Singaporean criminal

Wilson Raj Perumal (born 31 July 1965) is a Singaporean convicted match-fixer.

== Early life and career ==
Perumal was accused of several match fixing scandals, including Asiagate in 2007–2009 and the 2008–2011 Finnish match-fixing scandal. He was first jailed for match-fixing in 1995 in Singapore. In the same year, Perumal traveled to England on behalf of a Singaporean match-fixing boss to fix two FA Cup matches. According to his autobiography, Perumal and an associate attempted to bribe Birmingham's goalkeeper Ian Bennett and Chelsea's goalkeeper Dmitri Kharine, failing both times.

In February 2011, Perumal was arrested in Finland and later sentenced to two years in prison. He served a year in Finnish prison and was then turned over to authorities in Hungary. Five years later Perumal was again in Finland and tried to buy Atlantis FC with a new name.

During his stay in Finnish prison, Perumal spoke to Finnish authorities and revealed a global network of match-fixers based in Singapore. Blaming other members of the network for his arrest, he confirmed Dan Tan as the boss of his operation.

Perumal may also have connections to the 2013 Europol match-fixing investigation.

He has published his match fixing memoirs in a book titled "Kelong Kings", written with investigative journalists Alessandro Righi and Emanuele Piano; the book was released on 28 April 2014. In the book, Perumal claims not only to have ferried Nigeria and Honduras to the final rounds of the 2010 South Africa FIFA World Cup by fixing their qualification matches, but also to have rigged competitions in the Atlanta 1996 and Beijing 2008 Olympic games also in 2019.

His memoir also revealed intricate details about the fixing of a number of 2010 FIFA World Cup warm-up friendly matches involving South Africa, Bulgaria, Colombia, Guatemala, Denmark, Brazil and Tanzania. The revelations were confirmed by a FIFA report, excerpts of which appeared on the New York Times a month after the book's publication.

> _Recorded information_
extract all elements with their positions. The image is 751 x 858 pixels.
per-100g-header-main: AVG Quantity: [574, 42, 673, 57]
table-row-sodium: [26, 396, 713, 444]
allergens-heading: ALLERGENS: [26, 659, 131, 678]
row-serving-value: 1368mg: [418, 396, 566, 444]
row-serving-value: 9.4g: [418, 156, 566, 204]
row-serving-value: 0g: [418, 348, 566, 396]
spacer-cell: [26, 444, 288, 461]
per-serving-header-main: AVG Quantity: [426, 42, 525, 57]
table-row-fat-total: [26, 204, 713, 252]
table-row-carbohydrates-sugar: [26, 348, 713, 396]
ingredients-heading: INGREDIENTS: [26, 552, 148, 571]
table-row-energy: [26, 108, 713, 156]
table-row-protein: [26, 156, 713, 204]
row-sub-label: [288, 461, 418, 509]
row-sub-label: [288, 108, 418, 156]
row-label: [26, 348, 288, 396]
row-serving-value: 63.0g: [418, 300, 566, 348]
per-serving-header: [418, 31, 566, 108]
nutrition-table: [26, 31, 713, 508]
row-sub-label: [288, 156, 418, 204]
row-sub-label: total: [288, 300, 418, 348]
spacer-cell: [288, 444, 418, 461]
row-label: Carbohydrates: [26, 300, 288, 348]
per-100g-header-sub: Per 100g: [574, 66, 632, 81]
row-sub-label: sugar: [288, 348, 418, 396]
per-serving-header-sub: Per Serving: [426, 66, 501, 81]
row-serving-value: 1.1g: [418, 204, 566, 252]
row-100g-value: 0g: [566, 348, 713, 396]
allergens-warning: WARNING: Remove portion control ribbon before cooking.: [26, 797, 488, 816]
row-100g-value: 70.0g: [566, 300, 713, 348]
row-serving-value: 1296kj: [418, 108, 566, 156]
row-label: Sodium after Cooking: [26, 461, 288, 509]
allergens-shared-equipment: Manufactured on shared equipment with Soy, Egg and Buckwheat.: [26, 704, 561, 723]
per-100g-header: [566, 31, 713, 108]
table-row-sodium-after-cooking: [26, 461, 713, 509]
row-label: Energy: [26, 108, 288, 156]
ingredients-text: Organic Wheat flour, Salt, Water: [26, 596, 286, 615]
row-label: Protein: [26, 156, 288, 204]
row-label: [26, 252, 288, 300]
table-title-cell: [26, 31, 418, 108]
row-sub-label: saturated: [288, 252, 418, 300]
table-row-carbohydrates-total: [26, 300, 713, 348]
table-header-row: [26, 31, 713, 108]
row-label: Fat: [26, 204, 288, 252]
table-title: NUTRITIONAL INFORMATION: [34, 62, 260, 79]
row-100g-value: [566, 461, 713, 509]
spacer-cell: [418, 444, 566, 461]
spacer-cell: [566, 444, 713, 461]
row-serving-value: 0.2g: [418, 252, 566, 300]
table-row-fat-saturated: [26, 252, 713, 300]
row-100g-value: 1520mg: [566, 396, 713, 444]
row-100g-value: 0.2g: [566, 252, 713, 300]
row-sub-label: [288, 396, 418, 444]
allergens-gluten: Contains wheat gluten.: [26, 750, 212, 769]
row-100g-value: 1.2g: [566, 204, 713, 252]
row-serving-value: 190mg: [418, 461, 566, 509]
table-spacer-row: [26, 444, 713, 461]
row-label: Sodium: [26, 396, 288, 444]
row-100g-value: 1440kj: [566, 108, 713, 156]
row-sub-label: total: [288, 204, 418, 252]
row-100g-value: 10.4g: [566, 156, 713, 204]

> _Brief_
In one to three sentences, explain why the text on Wilson Raj Perumal says he traveled to England in 1995.

> _Solved exercise_
He went to England on behalf of a Singaporean match-fixing boss to fix two FA Cup matches. According to his autobiography, he and an associate tried to bribe Birmingham's goalkeeper Ian Bennett and Chelsea's goalkeeper Dmitri Kharine, but failed both times.